To be done: Pick out the lines in the listing below that contain the word "content" and copy them.

Data excerpts:

* start *

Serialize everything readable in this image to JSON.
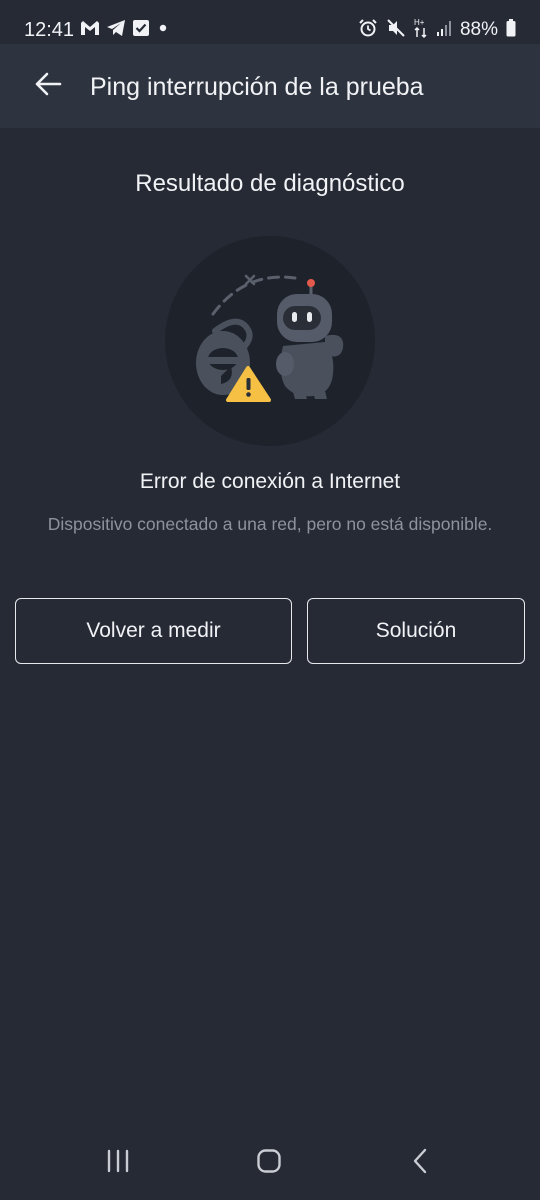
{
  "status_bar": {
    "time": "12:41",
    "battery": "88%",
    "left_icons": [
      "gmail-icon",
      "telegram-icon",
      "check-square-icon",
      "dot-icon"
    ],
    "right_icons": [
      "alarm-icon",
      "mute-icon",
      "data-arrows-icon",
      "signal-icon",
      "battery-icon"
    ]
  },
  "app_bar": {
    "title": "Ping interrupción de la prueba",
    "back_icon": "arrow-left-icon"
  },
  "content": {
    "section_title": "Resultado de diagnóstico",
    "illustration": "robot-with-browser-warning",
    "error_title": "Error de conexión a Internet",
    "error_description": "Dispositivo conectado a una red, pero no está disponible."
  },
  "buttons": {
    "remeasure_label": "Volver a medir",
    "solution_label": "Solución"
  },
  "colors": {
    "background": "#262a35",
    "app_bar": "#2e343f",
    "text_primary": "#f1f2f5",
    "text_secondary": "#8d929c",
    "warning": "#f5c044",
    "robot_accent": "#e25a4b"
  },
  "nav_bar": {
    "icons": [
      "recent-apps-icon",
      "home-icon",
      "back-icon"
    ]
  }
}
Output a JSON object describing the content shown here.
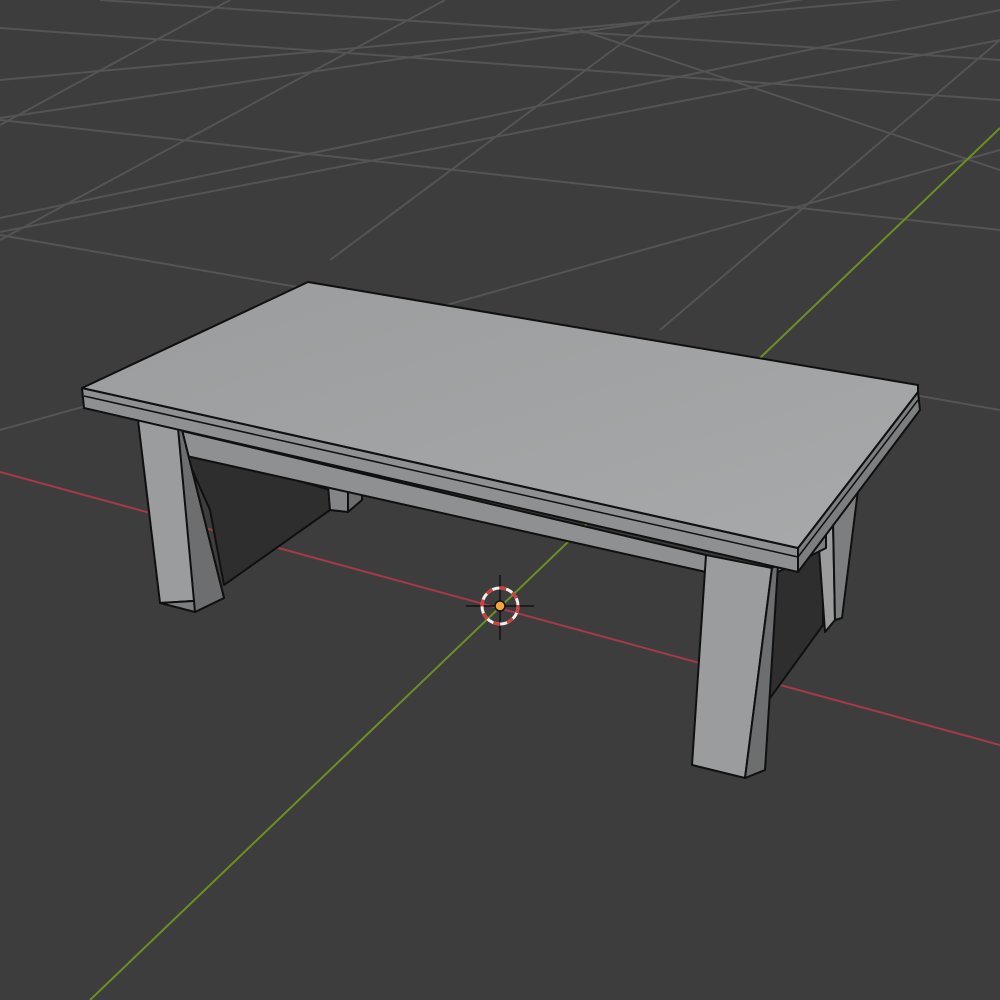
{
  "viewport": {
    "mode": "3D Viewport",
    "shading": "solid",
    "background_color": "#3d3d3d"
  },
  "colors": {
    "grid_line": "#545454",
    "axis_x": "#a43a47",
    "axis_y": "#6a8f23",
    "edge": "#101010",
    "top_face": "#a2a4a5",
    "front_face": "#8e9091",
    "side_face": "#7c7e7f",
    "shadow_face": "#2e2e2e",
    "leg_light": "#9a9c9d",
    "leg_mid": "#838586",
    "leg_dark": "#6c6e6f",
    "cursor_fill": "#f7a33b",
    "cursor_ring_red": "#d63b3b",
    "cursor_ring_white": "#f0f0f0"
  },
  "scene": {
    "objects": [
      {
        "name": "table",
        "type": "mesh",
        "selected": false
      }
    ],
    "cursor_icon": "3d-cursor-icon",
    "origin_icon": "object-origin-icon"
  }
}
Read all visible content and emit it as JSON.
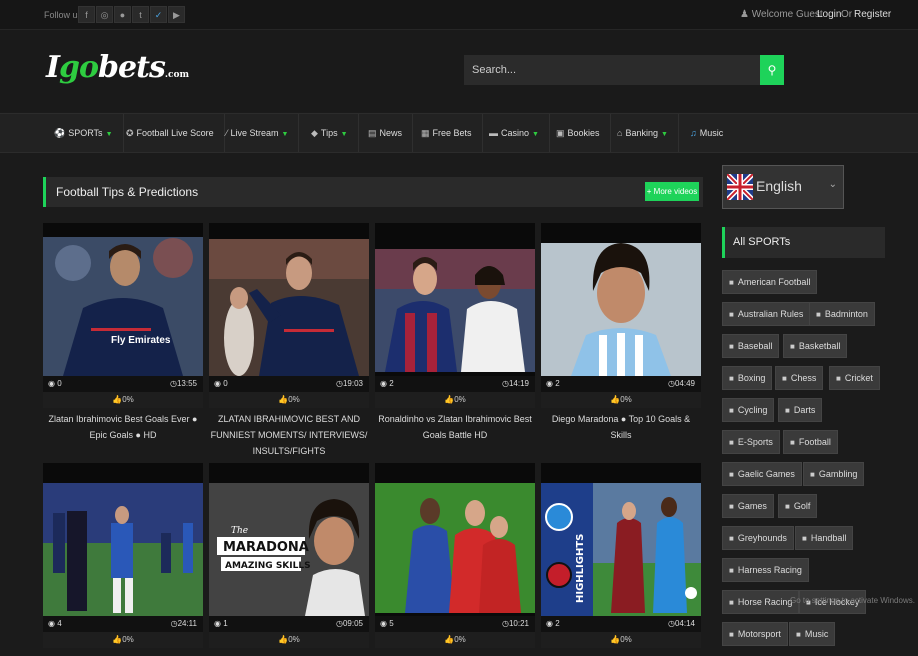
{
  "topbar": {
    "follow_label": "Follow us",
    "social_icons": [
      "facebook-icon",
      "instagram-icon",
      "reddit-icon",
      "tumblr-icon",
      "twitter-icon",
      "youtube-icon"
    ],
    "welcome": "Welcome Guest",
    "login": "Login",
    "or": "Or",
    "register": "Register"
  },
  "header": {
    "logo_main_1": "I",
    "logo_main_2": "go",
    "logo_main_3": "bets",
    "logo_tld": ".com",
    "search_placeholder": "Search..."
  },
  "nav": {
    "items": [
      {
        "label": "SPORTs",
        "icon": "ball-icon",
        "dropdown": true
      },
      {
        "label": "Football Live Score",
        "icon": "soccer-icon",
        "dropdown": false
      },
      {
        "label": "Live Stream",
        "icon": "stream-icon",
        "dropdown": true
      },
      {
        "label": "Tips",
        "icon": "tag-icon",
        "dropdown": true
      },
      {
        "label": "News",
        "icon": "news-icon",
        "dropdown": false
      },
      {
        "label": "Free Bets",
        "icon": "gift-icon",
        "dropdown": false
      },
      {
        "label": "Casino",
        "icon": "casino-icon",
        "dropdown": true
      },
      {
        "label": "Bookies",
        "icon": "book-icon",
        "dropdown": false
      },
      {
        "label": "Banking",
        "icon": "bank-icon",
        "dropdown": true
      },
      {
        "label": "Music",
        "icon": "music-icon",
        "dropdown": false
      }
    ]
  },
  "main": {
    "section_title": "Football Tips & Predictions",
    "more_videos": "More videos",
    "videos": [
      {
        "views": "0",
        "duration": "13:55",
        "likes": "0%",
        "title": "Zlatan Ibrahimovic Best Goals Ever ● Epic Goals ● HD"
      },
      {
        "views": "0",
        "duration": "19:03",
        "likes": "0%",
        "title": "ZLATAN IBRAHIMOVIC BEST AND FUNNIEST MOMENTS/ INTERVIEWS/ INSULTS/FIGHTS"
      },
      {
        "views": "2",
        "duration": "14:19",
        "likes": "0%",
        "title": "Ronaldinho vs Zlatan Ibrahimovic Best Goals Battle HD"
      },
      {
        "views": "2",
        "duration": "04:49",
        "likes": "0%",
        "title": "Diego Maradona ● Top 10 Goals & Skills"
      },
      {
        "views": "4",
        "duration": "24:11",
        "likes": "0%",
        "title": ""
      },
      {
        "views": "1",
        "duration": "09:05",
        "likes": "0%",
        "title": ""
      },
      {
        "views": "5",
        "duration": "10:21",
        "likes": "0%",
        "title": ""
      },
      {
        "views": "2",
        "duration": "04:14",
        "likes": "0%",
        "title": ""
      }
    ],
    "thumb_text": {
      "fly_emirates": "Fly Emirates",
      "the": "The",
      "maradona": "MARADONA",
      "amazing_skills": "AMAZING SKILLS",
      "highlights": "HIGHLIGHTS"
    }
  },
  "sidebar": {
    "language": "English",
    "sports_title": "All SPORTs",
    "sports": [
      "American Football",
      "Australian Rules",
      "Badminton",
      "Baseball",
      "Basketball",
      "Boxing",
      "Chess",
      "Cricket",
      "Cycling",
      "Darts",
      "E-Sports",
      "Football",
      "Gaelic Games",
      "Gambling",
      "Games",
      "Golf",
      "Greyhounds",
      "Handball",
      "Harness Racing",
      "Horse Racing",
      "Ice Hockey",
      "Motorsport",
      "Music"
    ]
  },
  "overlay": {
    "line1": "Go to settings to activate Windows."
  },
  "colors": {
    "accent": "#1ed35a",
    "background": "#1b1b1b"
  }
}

* end *

Result:
  "content": {
Output a JSON object describing the content shown here.
Read all visible content and emit it as JSON.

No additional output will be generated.